**Problem description:** Extract all lines containing "Facility".

★ ★ ★ ★ ★

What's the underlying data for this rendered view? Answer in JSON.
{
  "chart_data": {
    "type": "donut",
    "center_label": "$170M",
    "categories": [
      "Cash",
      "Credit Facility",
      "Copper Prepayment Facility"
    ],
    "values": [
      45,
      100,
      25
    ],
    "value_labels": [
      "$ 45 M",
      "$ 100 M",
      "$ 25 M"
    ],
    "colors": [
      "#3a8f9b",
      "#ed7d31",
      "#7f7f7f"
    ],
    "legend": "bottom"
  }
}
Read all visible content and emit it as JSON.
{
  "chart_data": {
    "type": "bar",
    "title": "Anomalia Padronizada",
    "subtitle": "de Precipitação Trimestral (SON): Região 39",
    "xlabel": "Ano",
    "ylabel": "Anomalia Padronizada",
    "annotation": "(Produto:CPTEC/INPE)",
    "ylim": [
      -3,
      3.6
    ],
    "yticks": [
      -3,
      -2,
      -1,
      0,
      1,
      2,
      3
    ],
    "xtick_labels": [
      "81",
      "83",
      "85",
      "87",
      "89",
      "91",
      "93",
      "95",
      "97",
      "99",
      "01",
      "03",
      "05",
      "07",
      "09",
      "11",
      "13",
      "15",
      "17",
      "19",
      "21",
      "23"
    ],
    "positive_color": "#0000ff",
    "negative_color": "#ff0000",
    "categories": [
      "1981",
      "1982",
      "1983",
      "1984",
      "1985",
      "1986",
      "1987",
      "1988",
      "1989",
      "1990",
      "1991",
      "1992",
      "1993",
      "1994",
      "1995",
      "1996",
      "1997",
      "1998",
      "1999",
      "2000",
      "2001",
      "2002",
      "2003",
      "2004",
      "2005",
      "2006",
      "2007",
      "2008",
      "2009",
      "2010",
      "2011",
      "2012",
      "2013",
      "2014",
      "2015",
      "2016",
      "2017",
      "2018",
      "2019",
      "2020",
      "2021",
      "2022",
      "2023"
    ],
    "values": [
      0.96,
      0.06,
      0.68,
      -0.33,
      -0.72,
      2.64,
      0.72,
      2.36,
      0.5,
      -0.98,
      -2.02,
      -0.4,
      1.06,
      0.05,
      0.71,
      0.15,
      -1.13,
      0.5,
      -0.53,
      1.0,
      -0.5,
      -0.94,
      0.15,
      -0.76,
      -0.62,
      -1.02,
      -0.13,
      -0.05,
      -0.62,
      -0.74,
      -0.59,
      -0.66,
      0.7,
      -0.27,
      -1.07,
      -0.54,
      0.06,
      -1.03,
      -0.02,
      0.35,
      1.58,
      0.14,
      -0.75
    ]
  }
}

★ ★ ★ ★ ★

**Complete response:**
      "Credit Facility",
      "Copper Prepayment Facility"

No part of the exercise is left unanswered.